WHAT YOU WILL DO: Can you reproduce the data beneath, keeping every line exact?

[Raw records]
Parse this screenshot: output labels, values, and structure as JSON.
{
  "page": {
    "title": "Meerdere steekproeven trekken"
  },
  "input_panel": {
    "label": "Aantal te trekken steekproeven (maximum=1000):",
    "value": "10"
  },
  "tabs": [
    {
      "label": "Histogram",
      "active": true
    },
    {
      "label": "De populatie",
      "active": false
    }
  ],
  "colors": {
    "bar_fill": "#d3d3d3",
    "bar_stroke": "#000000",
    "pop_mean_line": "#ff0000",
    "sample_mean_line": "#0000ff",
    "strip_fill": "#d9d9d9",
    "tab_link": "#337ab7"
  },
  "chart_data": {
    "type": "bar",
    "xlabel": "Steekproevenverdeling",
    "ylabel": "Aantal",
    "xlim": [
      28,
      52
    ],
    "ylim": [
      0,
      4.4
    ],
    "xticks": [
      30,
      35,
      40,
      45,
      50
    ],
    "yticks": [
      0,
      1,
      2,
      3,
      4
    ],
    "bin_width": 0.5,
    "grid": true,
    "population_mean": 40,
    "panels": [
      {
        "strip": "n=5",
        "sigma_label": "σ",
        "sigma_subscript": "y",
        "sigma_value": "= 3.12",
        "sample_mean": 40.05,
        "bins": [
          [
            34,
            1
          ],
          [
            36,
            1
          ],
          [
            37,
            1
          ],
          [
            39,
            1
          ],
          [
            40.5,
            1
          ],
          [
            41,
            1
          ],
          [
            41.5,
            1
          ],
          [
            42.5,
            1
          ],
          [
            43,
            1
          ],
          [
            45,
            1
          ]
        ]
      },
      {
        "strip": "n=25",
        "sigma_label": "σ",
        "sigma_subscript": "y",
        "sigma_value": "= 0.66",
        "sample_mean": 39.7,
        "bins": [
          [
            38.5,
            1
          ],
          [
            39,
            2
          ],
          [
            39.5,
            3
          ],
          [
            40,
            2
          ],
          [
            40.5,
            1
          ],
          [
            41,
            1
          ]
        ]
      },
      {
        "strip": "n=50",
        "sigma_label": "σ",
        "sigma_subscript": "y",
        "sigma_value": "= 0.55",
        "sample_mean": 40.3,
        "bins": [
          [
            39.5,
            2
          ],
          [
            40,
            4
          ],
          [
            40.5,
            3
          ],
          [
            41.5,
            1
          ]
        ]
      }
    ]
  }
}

ANSWER FOR THE TASK:
Parse this screenshot: output labels, values, and structure as JSON.
{
  "page": {
    "title": "Meerdere steekproeven trekken"
  },
  "input_panel": {
    "label": "Aantal te trekken steekproeven (maximum=1000):",
    "value": "10"
  },
  "tabs": [
    {
      "label": "Histogram",
      "active": true
    },
    {
      "label": "De populatie",
      "active": false
    }
  ],
  "colors": {
    "bar_fill": "#d3d3d3",
    "bar_stroke": "#000000",
    "pop_mean_line": "#ff0000",
    "sample_mean_line": "#0000ff",
    "strip_fill": "#d9d9d9",
    "tab_link": "#337ab7"
  },
  "chart_data": {
    "type": "bar",
    "xlabel": "Steekproevenverdeling",
    "ylabel": "Aantal",
    "xlim": [
      28,
      52
    ],
    "ylim": [
      0,
      4.4
    ],
    "xticks": [
      30,
      35,
      40,
      45,
      50
    ],
    "yticks": [
      0,
      1,
      2,
      3,
      4
    ],
    "bin_width": 0.5,
    "grid": true,
    "population_mean": 40,
    "panels": [
      {
        "strip": "n=5",
        "sigma_label": "σ",
        "sigma_subscript": "y",
        "sigma_value": "= 3.12",
        "sample_mean": 40.05,
        "bins": [
          [
            34,
            1
          ],
          [
            36,
            1
          ],
          [
            37,
            1
          ],
          [
            39,
            1
          ],
          [
            40.5,
            1
          ],
          [
            41,
            1
          ],
          [
            41.5,
            1
          ],
          [
            42.5,
            1
          ],
          [
            43,
            1
          ],
          [
            45,
            1
          ]
        ]
      },
      {
        "strip": "n=25",
        "sigma_label": "σ",
        "sigma_subscript": "y",
        "sigma_value": "= 0.66",
        "sample_mean": 39.7,
        "bins": [
          [
            38.5,
            1
          ],
          [
            39,
            2
          ],
          [
            39.5,
            3
          ],
          [
            40,
            2
          ],
          [
            40.5,
            1
          ],
          [
            41,
            1
          ]
        ]
      },
      {
        "strip": "n=50",
        "sigma_label": "σ",
        "sigma_subscript": "y",
        "sigma_value": "= 0.55",
        "sample_mean": 40.3,
        "bins": [
          [
            39.5,
            2
          ],
          [
            40,
            4
          ],
          [
            40.5,
            3
          ],
          [
            41.5,
            1
          ]
        ]
      }
    ]
  }
}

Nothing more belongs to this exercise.